### What to work on
Look through the lines and report how many include the word "screenshot", giving nothing but the number.

=======

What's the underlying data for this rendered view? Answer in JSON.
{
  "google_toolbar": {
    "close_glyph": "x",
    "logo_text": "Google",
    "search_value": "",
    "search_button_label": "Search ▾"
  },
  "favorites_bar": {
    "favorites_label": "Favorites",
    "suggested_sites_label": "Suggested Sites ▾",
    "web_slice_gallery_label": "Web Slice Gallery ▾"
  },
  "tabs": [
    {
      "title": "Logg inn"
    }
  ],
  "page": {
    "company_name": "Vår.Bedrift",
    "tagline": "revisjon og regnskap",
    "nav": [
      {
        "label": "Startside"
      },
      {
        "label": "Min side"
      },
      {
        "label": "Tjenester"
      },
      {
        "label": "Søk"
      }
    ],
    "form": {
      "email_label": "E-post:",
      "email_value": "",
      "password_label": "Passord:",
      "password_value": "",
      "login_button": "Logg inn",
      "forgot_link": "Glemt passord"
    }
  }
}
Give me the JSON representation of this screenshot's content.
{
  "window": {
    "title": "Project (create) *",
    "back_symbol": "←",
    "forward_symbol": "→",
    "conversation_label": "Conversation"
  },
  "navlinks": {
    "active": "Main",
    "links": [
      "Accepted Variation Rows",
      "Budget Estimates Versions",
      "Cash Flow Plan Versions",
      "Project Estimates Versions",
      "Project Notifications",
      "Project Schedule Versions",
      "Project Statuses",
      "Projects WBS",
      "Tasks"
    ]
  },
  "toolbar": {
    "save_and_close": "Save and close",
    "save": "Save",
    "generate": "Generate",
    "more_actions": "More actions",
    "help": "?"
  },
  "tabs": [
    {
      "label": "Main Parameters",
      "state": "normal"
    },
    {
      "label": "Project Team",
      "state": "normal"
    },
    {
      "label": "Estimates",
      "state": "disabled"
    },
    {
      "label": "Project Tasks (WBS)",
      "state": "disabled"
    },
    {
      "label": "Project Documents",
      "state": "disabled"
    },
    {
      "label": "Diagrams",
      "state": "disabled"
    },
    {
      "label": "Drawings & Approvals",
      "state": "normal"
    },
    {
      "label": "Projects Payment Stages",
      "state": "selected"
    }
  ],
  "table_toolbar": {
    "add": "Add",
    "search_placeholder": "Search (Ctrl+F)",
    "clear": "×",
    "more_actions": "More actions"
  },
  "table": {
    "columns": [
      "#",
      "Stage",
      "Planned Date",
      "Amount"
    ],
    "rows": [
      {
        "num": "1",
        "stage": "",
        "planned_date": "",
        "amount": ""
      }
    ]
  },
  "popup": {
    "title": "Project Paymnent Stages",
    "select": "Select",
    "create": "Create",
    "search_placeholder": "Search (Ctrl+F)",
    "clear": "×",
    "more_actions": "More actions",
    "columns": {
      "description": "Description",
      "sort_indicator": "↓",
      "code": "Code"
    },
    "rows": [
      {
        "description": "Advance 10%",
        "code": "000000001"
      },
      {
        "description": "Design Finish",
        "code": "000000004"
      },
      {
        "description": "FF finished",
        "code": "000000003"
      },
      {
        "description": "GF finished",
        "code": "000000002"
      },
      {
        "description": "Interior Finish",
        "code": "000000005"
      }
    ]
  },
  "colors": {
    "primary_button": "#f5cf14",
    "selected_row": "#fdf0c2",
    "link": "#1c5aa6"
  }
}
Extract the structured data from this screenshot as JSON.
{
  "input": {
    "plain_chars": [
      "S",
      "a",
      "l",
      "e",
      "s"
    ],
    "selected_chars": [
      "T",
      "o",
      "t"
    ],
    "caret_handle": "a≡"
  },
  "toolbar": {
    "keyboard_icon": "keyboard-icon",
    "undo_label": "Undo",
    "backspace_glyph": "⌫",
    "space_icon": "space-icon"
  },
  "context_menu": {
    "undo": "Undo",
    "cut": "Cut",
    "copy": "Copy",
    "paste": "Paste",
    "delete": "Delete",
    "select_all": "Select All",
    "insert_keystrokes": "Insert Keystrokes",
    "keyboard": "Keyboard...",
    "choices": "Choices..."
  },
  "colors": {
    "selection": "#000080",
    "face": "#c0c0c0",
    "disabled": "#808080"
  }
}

=======

### Output for this exercise
2